Data items
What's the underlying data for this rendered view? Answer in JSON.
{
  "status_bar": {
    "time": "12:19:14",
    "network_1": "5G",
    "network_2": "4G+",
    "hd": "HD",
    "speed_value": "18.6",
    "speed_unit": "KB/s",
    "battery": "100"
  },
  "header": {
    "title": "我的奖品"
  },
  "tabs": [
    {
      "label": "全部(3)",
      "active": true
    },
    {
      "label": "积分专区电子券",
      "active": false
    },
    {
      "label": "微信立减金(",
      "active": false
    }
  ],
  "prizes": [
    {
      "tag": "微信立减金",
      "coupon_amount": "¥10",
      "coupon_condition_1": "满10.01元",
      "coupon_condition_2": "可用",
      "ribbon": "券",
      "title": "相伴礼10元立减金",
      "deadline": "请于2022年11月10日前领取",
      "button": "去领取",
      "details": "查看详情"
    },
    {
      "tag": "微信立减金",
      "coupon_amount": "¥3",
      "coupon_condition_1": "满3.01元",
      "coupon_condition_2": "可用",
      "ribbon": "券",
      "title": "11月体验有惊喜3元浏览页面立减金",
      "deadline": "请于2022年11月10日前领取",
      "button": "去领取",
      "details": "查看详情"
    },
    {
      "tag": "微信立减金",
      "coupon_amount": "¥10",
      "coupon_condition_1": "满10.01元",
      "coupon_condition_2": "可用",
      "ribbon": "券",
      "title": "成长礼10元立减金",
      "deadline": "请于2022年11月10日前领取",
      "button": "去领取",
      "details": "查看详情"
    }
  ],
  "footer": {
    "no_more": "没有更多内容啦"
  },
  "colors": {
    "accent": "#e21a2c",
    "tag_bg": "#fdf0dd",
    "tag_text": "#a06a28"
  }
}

> **Task**:
Restate the listing in full, word for word.

> **Answer to the problem**:
What's the underlying data for this rendered view? Answer in JSON.
{
  "status_bar": {
    "time": "12:19:14",
    "network_1": "5G",
    "network_2": "4G+",
    "hd": "HD",
    "speed_value": "18.6",
    "speed_unit": "KB/s",
    "battery": "100"
  },
  "header": {
    "title": "我的奖品"
  },
  "tabs": [
    {
      "label": "全部(3)",
      "active": true
    },
    {
      "label": "积分专区电子券",
      "active": false
    },
    {
      "label": "微信立减金(",
      "active": false
    }
  ],
  "prizes": [
    {
      "tag": "微信立减金",
      "coupon_amount": "¥10",
      "coupon_condition_1": "满10.01元",
      "coupon_condition_2": "可用",
      "ribbon": "券",
      "title": "相伴礼10元立减金",
      "deadline": "请于2022年11月10日前领取",
      "button": "去领取",
      "details": "查看详情"
    },
    {
      "tag": "微信立减金",
      "coupon_amount": "¥3",
      "coupon_condition_1": "满3.01元",
      "coupon_condition_2": "可用",
      "ribbon": "券",
      "title": "11月体验有惊喜3元浏览页面立减金",
      "deadline": "请于2022年11月10日前领取",
      "button": "去领取",
      "details": "查看详情"
    },
    {
      "tag": "微信立减金",
      "coupon_amount": "¥10",
      "coupon_condition_1": "满10.01元",
      "coupon_condition_2": "可用",
      "ribbon": "券",
      "title": "成长礼10元立减金",
      "deadline": "请于2022年11月10日前领取",
      "button": "去领取",
      "details": "查看详情"
    }
  ],
  "footer": {
    "no_more": "没有更多内容啦"
  },
  "colors": {
    "accent": "#e21a2c",
    "tag_bg": "#fdf0dd",
    "tag_text": "#a06a28"
  }
}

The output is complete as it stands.